▸ **Your objective**
Rewrite the listing, starting at the line that has "- candlestick: [444, 389, 448, 463]" and stopping after the line that has "- candlestick: [976, 372, 980, 398]", with "annotation" changed to "chart note" and nothing else altered. Give only those lines.

▸ **Material supplied**
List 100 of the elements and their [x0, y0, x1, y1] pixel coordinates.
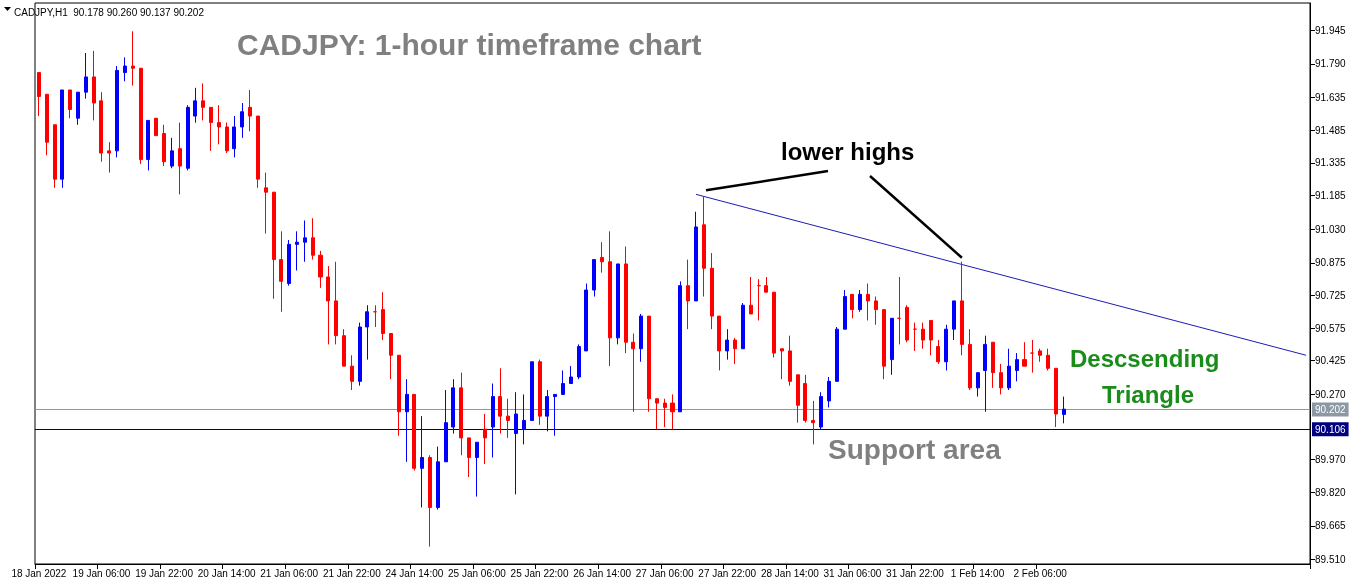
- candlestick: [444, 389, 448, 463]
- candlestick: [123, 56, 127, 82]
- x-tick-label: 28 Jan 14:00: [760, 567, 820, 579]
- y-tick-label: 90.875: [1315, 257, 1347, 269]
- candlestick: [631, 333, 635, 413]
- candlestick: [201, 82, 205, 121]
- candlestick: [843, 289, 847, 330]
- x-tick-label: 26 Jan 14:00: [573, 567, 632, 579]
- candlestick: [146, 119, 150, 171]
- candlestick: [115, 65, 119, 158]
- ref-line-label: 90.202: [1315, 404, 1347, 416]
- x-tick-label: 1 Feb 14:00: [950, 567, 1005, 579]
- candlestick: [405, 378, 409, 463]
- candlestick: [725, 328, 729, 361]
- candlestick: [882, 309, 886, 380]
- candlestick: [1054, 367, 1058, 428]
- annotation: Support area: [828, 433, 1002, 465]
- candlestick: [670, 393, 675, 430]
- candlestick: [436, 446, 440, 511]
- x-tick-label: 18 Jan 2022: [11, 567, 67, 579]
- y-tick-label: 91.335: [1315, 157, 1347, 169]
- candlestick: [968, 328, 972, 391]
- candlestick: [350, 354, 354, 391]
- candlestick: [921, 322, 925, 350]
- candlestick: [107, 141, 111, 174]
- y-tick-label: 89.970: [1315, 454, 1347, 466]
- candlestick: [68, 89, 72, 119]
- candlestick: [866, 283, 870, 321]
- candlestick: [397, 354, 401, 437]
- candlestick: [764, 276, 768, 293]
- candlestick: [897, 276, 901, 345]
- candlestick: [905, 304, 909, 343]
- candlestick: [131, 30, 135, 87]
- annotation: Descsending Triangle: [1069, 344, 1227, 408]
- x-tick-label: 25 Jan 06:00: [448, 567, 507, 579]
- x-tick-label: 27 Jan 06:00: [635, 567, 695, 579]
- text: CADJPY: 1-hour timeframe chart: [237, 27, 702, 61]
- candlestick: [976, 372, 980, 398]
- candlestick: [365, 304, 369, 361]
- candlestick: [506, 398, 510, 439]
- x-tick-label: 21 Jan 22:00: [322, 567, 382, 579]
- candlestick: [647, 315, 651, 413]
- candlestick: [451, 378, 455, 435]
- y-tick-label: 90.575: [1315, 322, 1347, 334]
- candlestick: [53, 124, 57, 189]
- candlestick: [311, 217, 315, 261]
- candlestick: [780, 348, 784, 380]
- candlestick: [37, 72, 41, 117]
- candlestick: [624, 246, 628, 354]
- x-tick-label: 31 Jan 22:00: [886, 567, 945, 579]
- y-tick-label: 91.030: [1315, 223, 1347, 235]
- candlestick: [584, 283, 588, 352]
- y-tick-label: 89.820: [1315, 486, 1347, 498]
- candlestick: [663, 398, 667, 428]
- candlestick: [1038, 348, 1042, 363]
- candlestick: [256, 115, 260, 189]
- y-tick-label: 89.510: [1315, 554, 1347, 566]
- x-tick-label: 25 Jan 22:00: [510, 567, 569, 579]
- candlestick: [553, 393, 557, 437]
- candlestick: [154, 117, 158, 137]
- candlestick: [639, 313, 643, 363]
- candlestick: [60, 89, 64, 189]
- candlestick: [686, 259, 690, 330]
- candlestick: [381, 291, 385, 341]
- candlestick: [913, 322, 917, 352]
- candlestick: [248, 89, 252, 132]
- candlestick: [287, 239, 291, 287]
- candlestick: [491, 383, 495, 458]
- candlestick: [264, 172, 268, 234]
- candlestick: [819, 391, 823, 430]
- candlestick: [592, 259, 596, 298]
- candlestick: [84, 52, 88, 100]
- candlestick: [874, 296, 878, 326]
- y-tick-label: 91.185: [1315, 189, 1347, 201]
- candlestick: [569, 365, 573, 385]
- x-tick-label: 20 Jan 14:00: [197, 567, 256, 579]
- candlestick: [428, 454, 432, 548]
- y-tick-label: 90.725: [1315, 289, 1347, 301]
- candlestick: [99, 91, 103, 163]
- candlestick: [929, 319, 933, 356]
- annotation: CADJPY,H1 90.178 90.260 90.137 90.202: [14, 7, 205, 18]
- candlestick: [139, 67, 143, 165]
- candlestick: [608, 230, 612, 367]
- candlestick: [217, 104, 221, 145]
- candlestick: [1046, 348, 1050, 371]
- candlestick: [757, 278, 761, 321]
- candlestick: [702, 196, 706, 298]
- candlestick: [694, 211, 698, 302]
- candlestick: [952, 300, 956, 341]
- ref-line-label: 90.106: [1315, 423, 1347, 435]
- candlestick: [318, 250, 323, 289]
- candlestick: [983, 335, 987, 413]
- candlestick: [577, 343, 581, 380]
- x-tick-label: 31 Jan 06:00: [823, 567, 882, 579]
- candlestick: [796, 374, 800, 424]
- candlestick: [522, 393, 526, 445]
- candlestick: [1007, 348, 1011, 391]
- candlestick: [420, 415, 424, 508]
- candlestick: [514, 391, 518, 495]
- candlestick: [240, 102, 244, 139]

▸ **Written answer**
- candlestick: [444, 389, 448, 463]
- candlestick: [123, 56, 127, 82]
- x-tick-label: 28 Jan 14:00: [760, 567, 820, 579]
- y-tick-label: 90.875: [1315, 257, 1347, 269]
- candlestick: [631, 333, 635, 413]
- candlestick: [201, 82, 205, 121]
- candlestick: [843, 289, 847, 330]
- x-tick-label: 26 Jan 14:00: [573, 567, 632, 579]
- candlestick: [146, 119, 150, 171]
- candlestick: [115, 65, 119, 158]
- ref-line-label: 90.202: [1315, 404, 1347, 416]
- x-tick-label: 1 Feb 14:00: [950, 567, 1005, 579]
- candlestick: [405, 378, 409, 463]
- candlestick: [725, 328, 729, 361]
- candlestick: [882, 309, 886, 380]
- candlestick: [1054, 367, 1058, 428]
- chart note: Support area: [828, 433, 1002, 465]
- candlestick: [670, 393, 675, 430]
- candlestick: [436, 446, 440, 511]
- x-tick-label: 18 Jan 2022: [11, 567, 67, 579]
- y-tick-label: 91.335: [1315, 157, 1347, 169]
- candlestick: [968, 328, 972, 391]
- candlestick: [350, 354, 354, 391]
- candlestick: [921, 322, 925, 350]
- candlestick: [107, 141, 111, 174]
- y-tick-label: 89.970: [1315, 454, 1347, 466]
- candlestick: [68, 89, 72, 119]
- candlestick: [866, 283, 870, 321]
- candlestick: [397, 354, 401, 437]
- candlestick: [764, 276, 768, 293]
- candlestick: [897, 276, 901, 345]
- candlestick: [905, 304, 909, 343]
- candlestick: [131, 30, 135, 87]
- chart note: Descsending Triangle: [1069, 344, 1227, 408]
- x-tick-label: 25 Jan 06:00: [448, 567, 507, 579]
- x-tick-label: 27 Jan 06:00: [635, 567, 695, 579]
- text: CADJPY: 1-hour timeframe chart: [237, 27, 702, 61]
- candlestick: [976, 372, 980, 398]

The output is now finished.